**EXERCISE INSTRUCTIONS**
Every line of the data that contains the string "Случаи" must be copied.

Raw records
## BEGIN

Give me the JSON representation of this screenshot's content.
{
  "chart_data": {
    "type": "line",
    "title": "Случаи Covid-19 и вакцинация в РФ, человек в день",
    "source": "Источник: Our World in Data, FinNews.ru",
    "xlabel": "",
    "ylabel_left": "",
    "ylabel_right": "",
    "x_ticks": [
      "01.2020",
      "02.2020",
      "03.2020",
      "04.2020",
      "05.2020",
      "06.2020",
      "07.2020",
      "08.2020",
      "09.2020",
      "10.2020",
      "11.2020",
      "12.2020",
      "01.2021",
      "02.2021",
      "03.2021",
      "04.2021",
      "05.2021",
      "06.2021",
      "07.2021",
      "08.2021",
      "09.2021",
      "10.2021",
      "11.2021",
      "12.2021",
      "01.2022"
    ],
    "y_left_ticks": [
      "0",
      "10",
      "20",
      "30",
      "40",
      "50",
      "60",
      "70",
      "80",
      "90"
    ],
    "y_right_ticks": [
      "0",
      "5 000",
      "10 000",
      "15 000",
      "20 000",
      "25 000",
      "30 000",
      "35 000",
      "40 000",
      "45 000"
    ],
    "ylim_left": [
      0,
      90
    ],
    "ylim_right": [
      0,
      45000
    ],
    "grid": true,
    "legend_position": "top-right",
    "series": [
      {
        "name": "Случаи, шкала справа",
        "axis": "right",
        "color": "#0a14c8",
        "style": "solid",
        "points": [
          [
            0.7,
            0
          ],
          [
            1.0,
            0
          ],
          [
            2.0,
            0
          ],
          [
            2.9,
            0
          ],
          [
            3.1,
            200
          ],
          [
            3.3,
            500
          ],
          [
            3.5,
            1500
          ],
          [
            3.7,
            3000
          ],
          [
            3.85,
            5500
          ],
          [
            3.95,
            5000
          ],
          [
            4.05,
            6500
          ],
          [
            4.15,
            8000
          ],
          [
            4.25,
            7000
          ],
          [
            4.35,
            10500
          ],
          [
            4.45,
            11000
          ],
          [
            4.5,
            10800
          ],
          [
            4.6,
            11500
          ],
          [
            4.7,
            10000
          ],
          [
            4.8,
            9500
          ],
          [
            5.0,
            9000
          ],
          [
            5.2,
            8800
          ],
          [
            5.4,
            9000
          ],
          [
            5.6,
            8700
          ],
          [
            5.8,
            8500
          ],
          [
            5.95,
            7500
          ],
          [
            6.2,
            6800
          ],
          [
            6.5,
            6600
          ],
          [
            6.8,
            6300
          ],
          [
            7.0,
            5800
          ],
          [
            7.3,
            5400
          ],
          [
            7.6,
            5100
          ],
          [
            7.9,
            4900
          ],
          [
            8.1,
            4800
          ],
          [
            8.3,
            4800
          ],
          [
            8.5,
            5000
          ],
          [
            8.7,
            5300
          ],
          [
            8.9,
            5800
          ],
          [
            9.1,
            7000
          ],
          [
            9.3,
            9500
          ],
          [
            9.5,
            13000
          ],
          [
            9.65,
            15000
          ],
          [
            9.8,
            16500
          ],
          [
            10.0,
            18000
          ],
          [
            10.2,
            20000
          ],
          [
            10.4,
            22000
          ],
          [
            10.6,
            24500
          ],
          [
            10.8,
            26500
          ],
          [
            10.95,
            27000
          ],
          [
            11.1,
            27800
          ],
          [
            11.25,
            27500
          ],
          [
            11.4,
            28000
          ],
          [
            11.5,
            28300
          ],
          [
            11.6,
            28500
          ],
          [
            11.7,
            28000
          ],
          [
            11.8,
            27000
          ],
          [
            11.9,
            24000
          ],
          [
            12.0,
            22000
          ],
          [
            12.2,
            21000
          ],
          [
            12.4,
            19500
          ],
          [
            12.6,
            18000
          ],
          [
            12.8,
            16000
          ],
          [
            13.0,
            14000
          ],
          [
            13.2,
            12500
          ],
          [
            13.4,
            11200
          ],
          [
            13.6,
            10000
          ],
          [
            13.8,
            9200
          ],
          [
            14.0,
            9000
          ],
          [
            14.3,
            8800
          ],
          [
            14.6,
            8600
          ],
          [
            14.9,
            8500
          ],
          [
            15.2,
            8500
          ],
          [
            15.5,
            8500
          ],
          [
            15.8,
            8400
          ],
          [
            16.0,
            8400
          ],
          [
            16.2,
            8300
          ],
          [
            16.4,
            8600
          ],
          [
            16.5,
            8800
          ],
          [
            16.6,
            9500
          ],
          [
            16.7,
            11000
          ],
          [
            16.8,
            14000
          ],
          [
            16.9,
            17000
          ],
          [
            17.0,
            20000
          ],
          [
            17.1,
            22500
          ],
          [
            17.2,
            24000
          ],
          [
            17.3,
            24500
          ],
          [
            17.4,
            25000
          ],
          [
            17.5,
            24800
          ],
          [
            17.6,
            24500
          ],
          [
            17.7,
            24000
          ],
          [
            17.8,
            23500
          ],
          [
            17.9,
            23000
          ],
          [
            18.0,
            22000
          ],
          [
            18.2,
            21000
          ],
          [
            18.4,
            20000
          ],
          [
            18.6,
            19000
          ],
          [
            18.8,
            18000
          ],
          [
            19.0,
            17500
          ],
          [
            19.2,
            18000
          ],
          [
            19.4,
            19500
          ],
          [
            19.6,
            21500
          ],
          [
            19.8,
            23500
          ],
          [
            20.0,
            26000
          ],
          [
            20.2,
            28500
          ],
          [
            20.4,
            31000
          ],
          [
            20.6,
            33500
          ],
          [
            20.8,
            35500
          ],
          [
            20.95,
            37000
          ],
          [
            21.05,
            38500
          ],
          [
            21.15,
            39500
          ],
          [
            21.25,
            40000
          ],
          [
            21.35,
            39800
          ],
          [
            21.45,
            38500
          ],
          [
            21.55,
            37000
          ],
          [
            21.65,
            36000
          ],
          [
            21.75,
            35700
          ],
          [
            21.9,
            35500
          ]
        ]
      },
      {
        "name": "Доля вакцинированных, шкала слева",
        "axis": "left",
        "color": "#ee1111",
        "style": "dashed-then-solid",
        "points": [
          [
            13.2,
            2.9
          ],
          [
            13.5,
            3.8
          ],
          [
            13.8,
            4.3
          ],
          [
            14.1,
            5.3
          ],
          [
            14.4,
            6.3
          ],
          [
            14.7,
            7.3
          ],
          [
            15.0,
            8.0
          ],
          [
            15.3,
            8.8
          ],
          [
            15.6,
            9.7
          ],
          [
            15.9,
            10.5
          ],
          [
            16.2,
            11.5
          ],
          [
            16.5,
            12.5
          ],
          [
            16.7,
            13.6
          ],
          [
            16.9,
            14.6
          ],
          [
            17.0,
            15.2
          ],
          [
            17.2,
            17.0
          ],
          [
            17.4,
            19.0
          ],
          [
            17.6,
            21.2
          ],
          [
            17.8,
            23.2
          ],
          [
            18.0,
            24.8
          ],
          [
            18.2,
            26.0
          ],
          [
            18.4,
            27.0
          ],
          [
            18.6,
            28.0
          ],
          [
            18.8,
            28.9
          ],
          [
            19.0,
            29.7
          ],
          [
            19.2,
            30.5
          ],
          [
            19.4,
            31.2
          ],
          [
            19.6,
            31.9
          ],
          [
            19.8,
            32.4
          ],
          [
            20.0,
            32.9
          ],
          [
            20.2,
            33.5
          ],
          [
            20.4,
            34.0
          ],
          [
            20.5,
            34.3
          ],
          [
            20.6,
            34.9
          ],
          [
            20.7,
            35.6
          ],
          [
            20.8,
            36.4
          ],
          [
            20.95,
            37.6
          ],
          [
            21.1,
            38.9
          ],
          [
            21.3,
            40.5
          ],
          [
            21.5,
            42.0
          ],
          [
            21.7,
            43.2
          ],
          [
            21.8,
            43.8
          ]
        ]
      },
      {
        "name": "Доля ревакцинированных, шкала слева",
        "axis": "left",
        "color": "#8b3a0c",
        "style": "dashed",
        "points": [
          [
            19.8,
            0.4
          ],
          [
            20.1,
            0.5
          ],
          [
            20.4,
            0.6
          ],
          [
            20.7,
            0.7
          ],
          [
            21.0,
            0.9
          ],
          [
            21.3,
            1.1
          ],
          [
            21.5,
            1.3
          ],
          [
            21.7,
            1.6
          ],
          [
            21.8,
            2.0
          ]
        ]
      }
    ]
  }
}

## END

**RESPONSE**
    "title": "Случаи Covid-19 и вакцинация в РФ, человек в день",
        "name": "Случаи, шкала справа",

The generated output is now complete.